⟨
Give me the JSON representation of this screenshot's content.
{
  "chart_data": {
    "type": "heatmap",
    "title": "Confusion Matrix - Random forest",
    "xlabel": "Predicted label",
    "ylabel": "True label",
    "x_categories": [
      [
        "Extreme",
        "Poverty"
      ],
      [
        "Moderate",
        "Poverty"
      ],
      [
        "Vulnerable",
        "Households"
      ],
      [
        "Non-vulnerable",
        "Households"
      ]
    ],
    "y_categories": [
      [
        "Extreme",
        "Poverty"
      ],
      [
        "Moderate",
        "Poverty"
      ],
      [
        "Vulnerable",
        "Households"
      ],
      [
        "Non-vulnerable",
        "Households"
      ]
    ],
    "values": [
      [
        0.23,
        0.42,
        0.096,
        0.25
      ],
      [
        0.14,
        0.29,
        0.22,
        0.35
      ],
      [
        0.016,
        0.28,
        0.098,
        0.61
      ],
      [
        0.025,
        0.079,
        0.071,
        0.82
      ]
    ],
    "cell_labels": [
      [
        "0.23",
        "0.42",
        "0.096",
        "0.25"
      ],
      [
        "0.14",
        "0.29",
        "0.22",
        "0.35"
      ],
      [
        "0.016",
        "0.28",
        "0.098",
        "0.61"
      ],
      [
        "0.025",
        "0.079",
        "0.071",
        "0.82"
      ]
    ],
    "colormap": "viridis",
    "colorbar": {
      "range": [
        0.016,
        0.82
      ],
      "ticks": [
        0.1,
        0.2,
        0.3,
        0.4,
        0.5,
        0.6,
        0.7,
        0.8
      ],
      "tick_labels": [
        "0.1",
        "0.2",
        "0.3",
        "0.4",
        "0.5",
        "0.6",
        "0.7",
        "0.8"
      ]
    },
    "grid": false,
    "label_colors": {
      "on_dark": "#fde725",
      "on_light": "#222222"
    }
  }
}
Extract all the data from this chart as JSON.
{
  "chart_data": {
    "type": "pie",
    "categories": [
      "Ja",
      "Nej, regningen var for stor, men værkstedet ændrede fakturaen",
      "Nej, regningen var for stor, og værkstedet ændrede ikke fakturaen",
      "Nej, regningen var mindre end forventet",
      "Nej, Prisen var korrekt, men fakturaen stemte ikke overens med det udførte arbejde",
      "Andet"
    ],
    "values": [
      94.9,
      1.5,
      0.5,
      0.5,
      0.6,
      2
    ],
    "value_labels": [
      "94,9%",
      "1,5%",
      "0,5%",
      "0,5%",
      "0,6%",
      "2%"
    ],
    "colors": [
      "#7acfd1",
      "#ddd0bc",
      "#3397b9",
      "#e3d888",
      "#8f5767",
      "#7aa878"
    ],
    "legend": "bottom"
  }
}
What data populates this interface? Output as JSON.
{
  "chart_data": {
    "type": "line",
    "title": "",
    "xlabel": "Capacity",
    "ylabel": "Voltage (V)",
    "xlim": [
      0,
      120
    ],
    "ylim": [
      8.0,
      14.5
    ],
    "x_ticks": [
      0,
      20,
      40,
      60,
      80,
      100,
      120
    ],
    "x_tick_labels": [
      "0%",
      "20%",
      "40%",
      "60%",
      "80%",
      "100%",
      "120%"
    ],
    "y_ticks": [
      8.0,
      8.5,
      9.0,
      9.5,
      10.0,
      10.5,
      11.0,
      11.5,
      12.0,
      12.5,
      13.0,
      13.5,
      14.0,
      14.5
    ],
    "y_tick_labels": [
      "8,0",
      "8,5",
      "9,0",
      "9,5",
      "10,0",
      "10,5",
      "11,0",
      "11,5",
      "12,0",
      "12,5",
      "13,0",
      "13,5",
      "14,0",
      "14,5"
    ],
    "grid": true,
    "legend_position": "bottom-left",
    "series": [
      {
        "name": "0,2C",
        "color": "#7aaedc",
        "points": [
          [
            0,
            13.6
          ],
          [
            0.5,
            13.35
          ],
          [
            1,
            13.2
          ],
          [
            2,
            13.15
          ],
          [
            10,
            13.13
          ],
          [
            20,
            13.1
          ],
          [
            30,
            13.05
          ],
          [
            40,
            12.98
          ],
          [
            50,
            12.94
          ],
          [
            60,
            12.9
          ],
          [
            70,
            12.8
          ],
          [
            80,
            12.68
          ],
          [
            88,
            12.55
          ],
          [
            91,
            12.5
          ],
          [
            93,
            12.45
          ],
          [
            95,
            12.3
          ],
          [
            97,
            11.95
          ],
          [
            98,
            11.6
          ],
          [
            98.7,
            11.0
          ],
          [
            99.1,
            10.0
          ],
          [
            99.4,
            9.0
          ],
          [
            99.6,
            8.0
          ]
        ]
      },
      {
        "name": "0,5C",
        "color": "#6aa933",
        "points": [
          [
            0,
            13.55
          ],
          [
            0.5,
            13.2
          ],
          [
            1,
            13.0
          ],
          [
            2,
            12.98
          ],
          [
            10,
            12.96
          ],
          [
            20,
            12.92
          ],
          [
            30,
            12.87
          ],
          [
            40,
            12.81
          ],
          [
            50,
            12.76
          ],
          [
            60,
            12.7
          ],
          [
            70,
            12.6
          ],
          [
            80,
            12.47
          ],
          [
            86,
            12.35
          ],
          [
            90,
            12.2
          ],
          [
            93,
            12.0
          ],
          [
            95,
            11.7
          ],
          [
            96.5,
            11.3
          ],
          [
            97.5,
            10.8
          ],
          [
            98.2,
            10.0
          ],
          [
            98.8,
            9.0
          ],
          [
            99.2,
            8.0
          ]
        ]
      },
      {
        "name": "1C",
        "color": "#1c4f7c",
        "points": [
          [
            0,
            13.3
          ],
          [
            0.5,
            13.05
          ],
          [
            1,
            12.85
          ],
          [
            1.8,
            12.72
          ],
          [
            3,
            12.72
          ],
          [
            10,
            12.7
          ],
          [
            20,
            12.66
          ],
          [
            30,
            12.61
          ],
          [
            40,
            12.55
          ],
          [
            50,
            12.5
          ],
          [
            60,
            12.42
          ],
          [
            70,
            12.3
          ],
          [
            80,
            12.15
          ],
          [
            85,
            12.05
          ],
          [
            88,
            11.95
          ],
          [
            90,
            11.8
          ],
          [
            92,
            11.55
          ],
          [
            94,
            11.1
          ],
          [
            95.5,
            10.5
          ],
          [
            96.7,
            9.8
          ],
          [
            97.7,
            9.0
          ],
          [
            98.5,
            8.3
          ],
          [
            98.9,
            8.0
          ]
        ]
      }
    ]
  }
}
⟩
**WRITTEN TASK**. Please reproduce all of the entries exactly as they stand.

**WORKED SOLUTION**.
Give me the JSON representation of this screenshot's content.
{
  "chart_data": {
    "type": "heatmap",
    "title": "Confusion Matrix - Random forest",
    "xlabel": "Predicted label",
    "ylabel": "True label",
    "x_categories": [
      [
        "Extreme",
        "Poverty"
      ],
      [
        "Moderate",
        "Poverty"
      ],
      [
        "Vulnerable",
        "Households"
      ],
      [
        "Non-vulnerable",
        "Households"
      ]
    ],
    "y_categories": [
      [
        "Extreme",
        "Poverty"
      ],
      [
        "Moderate",
        "Poverty"
      ],
      [
        "Vulnerable",
        "Households"
      ],
      [
        "Non-vulnerable",
        "Households"
      ]
    ],
    "values": [
      [
        0.23,
        0.42,
        0.096,
        0.25
      ],
      [
        0.14,
        0.29,
        0.22,
        0.35
      ],
      [
        0.016,
        0.28,
        0.098,
        0.61
      ],
      [
        0.025,
        0.079,
        0.071,
        0.82
      ]
    ],
    "cell_labels": [
      [
        "0.23",
        "0.42",
        "0.096",
        "0.25"
      ],
      [
        "0.14",
        "0.29",
        "0.22",
        "0.35"
      ],
      [
        "0.016",
        "0.28",
        "0.098",
        "0.61"
      ],
      [
        "0.025",
        "0.079",
        "0.071",
        "0.82"
      ]
    ],
    "colormap": "viridis",
    "colorbar": {
      "range": [
        0.016,
        0.82
      ],
      "ticks": [
        0.1,
        0.2,
        0.3,
        0.4,
        0.5,
        0.6,
        0.7,
        0.8
      ],
      "tick_labels": [
        "0.1",
        "0.2",
        "0.3",
        "0.4",
        "0.5",
        "0.6",
        "0.7",
        "0.8"
      ]
    },
    "grid": false,
    "label_colors": {
      "on_dark": "#fde725",
      "on_light": "#222222"
    }
  }
}
Extract all the data from this chart as JSON.
{
  "chart_data": {
    "type": "pie",
    "categories": [
      "Ja",
      "Nej, regningen var for stor, men værkstedet ændrede fakturaen",
      "Nej, regningen var for stor, og værkstedet ændrede ikke fakturaen",
      "Nej, regningen var mindre end forventet",
      "Nej, Prisen var korrekt, men fakturaen stemte ikke overens med det udførte arbejde",
      "Andet"
    ],
    "values": [
      94.9,
      1.5,
      0.5,
      0.5,
      0.6,
      2
    ],
    "value_labels": [
      "94,9%",
      "1,5%",
      "0,5%",
      "0,5%",
      "0,6%",
      "2%"
    ],
    "colors": [
      "#7acfd1",
      "#ddd0bc",
      "#3397b9",
      "#e3d888",
      "#8f5767",
      "#7aa878"
    ],
    "legend": "bottom"
  }
}
What data populates this interface? Output as JSON.
{
  "chart_data": {
    "type": "line",
    "title": "",
    "xlabel": "Capacity",
    "ylabel": "Voltage (V)",
    "xlim": [
      0,
      120
    ],
    "ylim": [
      8.0,
      14.5
    ],
    "x_ticks": [
      0,
      20,
      40,
      60,
      80,
      100,
      120
    ],
    "x_tick_labels": [
      "0%",
      "20%",
      "40%",
      "60%",
      "80%",
      "100%",
      "120%"
    ],
    "y_ticks": [
      8.0,
      8.5,
      9.0,
      9.5,
      10.0,
      10.5,
      11.0,
      11.5,
      12.0,
      12.5,
      13.0,
      13.5,
      14.0,
      14.5
    ],
    "y_tick_labels": [
      "8,0",
      "8,5",
      "9,0",
      "9,5",
      "10,0",
      "10,5",
      "11,0",
      "11,5",
      "12,0",
      "12,5",
      "13,0",
      "13,5",
      "14,0",
      "14,5"
    ],
    "grid": true,
    "legend_position": "bottom-left",
    "series": [
      {
        "name": "0,2C",
        "color": "#7aaedc",
        "points": [
          [
            0,
            13.6
          ],
          [
            0.5,
            13.35
          ],
          [
            1,
            13.2
          ],
          [
            2,
            13.15
          ],
          [
            10,
            13.13
          ],
          [
            20,
            13.1
          ],
          [
            30,
            13.05
          ],
          [
            40,
            12.98
          ],
          [
            50,
            12.94
          ],
          [
            60,
            12.9
          ],
          [
            70,
            12.8
          ],
          [
            80,
            12.68
          ],
          [
            88,
            12.55
          ],
          [
            91,
            12.5
          ],
          [
            93,
            12.45
          ],
          [
            95,
            12.3
          ],
          [
            97,
            11.95
          ],
          [
            98,
            11.6
          ],
          [
            98.7,
            11.0
          ],
          [
            99.1,
            10.0
          ],
          [
            99.4,
            9.0
          ],
          [
            99.6,
            8.0
          ]
        ]
      },
      {
        "name": "0,5C",
        "color": "#6aa933",
        "points": [
          [
            0,
            13.55
          ],
          [
            0.5,
            13.2
          ],
          [
            1,
            13.0
          ],
          [
            2,
            12.98
          ],
          [
            10,
            12.96
          ],
          [
            20,
            12.92
          ],
          [
            30,
            12.87
          ],
          [
            40,
            12.81
          ],
          [
            50,
            12.76
          ],
          [
            60,
            12.7
          ],
          [
            70,
            12.6
          ],
          [
            80,
            12.47
          ],
          [
            86,
            12.35
          ],
          [
            90,
            12.2
          ],
          [
            93,
            12.0
          ],
          [
            95,
            11.7
          ],
          [
            96.5,
            11.3
          ],
          [
            97.5,
            10.8
          ],
          [
            98.2,
            10.0
          ],
          [
            98.8,
            9.0
          ],
          [
            99.2,
            8.0
          ]
        ]
      },
      {
        "name": "1C",
        "color": "#1c4f7c",
        "points": [
          [
            0,
            13.3
          ],
          [
            0.5,
            13.05
          ],
          [
            1,
            12.85
          ],
          [
            1.8,
            12.72
          ],
          [
            3,
            12.72
          ],
          [
            10,
            12.7
          ],
          [
            20,
            12.66
          ],
          [
            30,
            12.61
          ],
          [
            40,
            12.55
          ],
          [
            50,
            12.5
          ],
          [
            60,
            12.42
          ],
          [
            70,
            12.3
          ],
          [
            80,
            12.15
          ],
          [
            85,
            12.05
          ],
          [
            88,
            11.95
          ],
          [
            90,
            11.8
          ],
          [
            92,
            11.55
          ],
          [
            94,
            11.1
          ],
          [
            95.5,
            10.5
          ],
          [
            96.7,
            9.8
          ],
          [
            97.7,
            9.0
          ],
          [
            98.5,
            8.3
          ],
          [
            98.9,
            8.0
          ]
        ]
      }
    ]
  }
}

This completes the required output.